Go through the entries below and retype them exactly, omitting each picture.

DATA SHOWN >>
>>>

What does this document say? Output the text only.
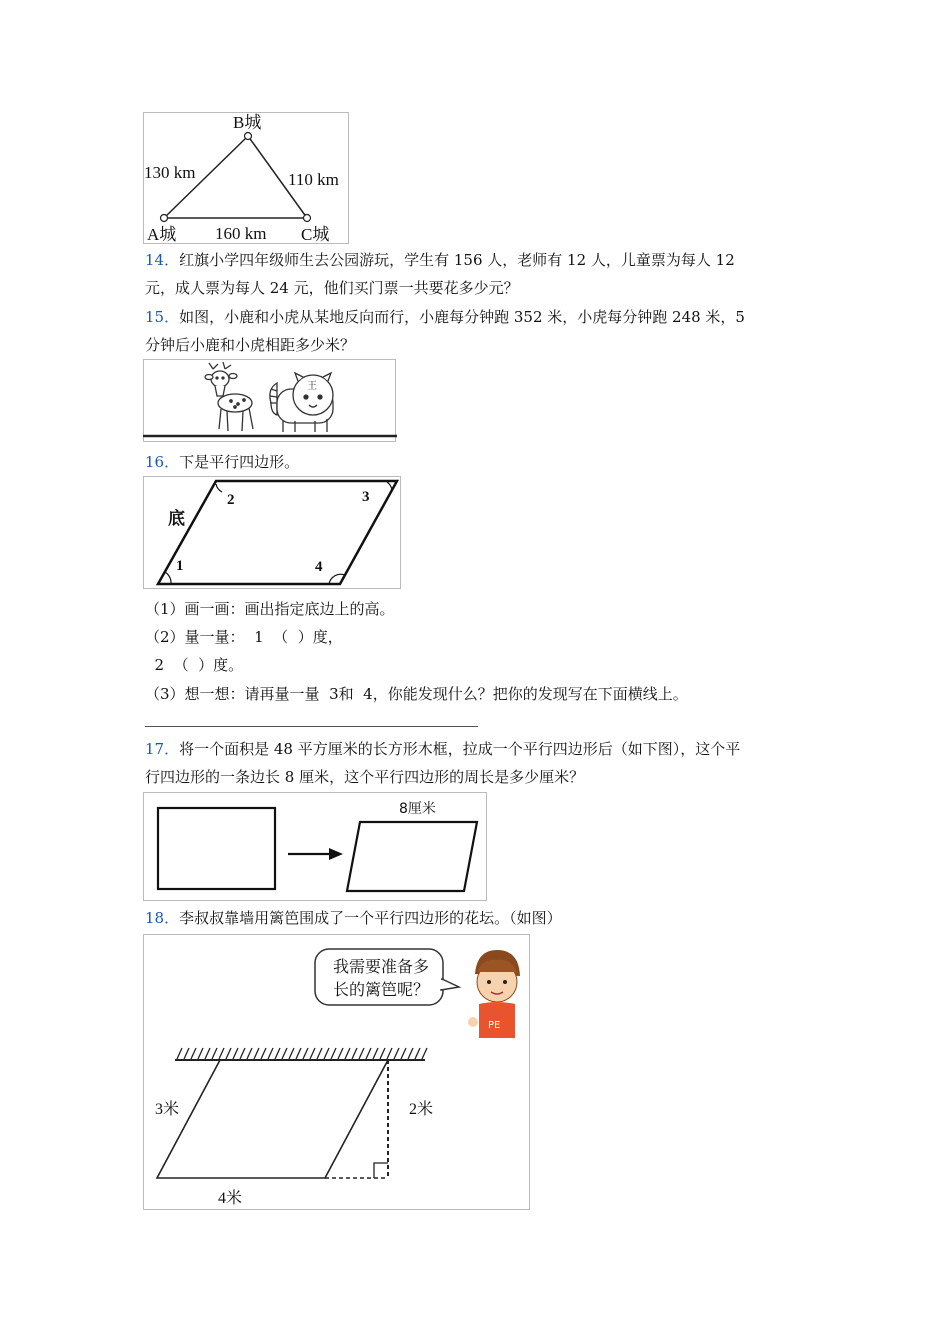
B城
A城	C城
130 km	110 km
160 km
14．红旗小学四年级师生去公园游玩，学生有 156 人，老师有 12 人，儿童票为每人 12
元，成人票为每人 24 元，他们买门票一共要花多少元？
15．如图，小鹿和小虎从某地反向而行，小鹿每分钟跑 352 米，小虎每分钟跑 248 米，5
分钟后小鹿和小虎相距多少米？
王
16．下是平行四边形。
底
1
2	3
4
（1）画一画：画出指定底边上的高。
（2）量一量：  1  （  ）度，
2  （  ）度。
（3）想一想：请再量一量  3和  4，你能发现什么？把你的发现写在下面横线上。
17．将一个面积是 48 平方厘米的长方形木框，拉成一个平行四边形后（如下图），这个平
行四边形的一条边长 8 厘米，这个平行四边形的周长是多少厘米？
8厘米
18．李叔叔靠墙用篱笆围成了一个平行四边形的花坛。（如图）
我需要准备多
长的篱笆呢？
PE
3米	2米
4米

<<<

SOLUTION BELOW >>
What does this document say? Output the text only.
B城
A城	C城
130 km	110 km
160 km
14．红旗小学四年级师生去公园游玩，学生有 156 人，老师有 12 人，儿童票为每人 12
元，成人票为每人 24 元，他们买门票一共要花多少元？
15．如图，小鹿和小虎从某地反向而行，小鹿每分钟跑 352 米，小虎每分钟跑 248 米，5
分钟后小鹿和小虎相距多少米？
王
16．下是平行四边形。
底
1
2	3
4
（1）画一画：画出指定底边上的高。
（2）量一量：  1  （  ）度，
2  （  ）度。
（3）想一想：请再量一量  3和  4，你能发现什么？把你的发现写在下面横线上。
17．将一个面积是 48 平方厘米的长方形木框，拉成一个平行四边形后（如下图），这个平
行四边形的一条边长 8 厘米，这个平行四边形的周长是多少厘米？
8厘米
18．李叔叔靠墙用篱笆围成了一个平行四边形的花坛。（如图）
我需要准备多
长的篱笆呢？
PE
3米	2米
4米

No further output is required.